* [What you need to do] Select from the records below every line that has the word "this" in it.

— Start of Dataset excerpts —

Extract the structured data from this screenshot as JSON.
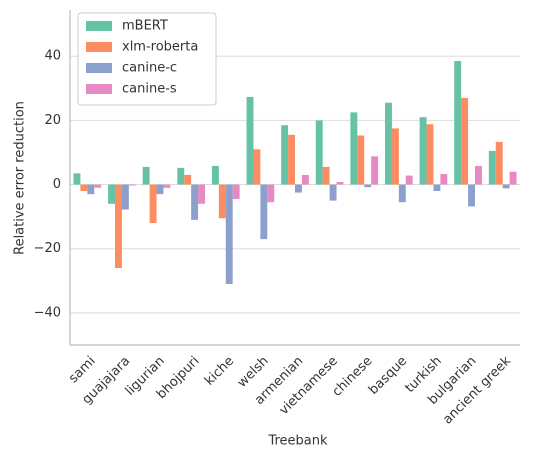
{
  "chart_data": {
    "type": "bar",
    "x_label": "Treebank",
    "y_label": "Relative error reduction",
    "categories": [
      "sami",
      "guajajara",
      "ligurian",
      "bhojpuri",
      "kiche",
      "welsh",
      "armenian",
      "vietnamese",
      "chinese",
      "basque",
      "turkish",
      "bulgarian",
      "ancient greek"
    ],
    "series": [
      {
        "name": "mBERT",
        "color": "#66c2a5",
        "values": [
          3.5,
          -6,
          5.5,
          5.2,
          5.8,
          27.3,
          18.5,
          20,
          22.5,
          25.5,
          21,
          38.5,
          10.5
        ]
      },
      {
        "name": "xlm-roberta",
        "color": "#fc8d62",
        "values": [
          -2,
          -26,
          -12,
          3,
          -10.5,
          11,
          15.5,
          5.5,
          15.3,
          17.5,
          18.8,
          27,
          13.3
        ]
      },
      {
        "name": "canine-c",
        "color": "#8da0cb",
        "values": [
          -3,
          -7.8,
          -3,
          -11,
          -31,
          -17,
          -2.5,
          -5,
          -0.8,
          -5.5,
          -2,
          -6.8,
          -1.2
        ]
      },
      {
        "name": "canine-s",
        "color": "#e78ac3",
        "values": [
          -1,
          -0.3,
          -1,
          -6,
          -4.5,
          -5.5,
          3,
          0.8,
          8.8,
          2.8,
          3.3,
          5.8,
          4
        ]
      }
    ],
    "ylim": [
      -50,
      54.4
    ],
    "yticks": [
      {
        "value": -40,
        "label": "−40"
      },
      {
        "value": -20,
        "label": "−20"
      },
      0,
      20,
      40
    ],
    "grid": true,
    "legend": "upper left"
  }
}
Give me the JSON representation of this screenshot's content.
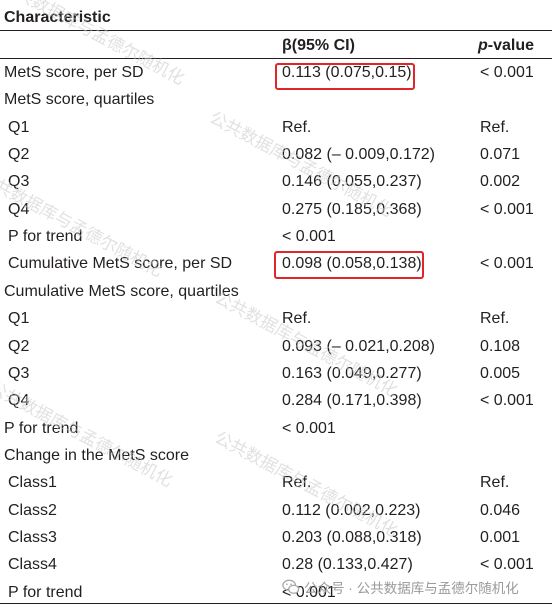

— End of Dataset excerpts —

* [Exercise answer]
Extract the structured data from this screenshot as JSON.
Give me the JSON representation of this screenshot's content.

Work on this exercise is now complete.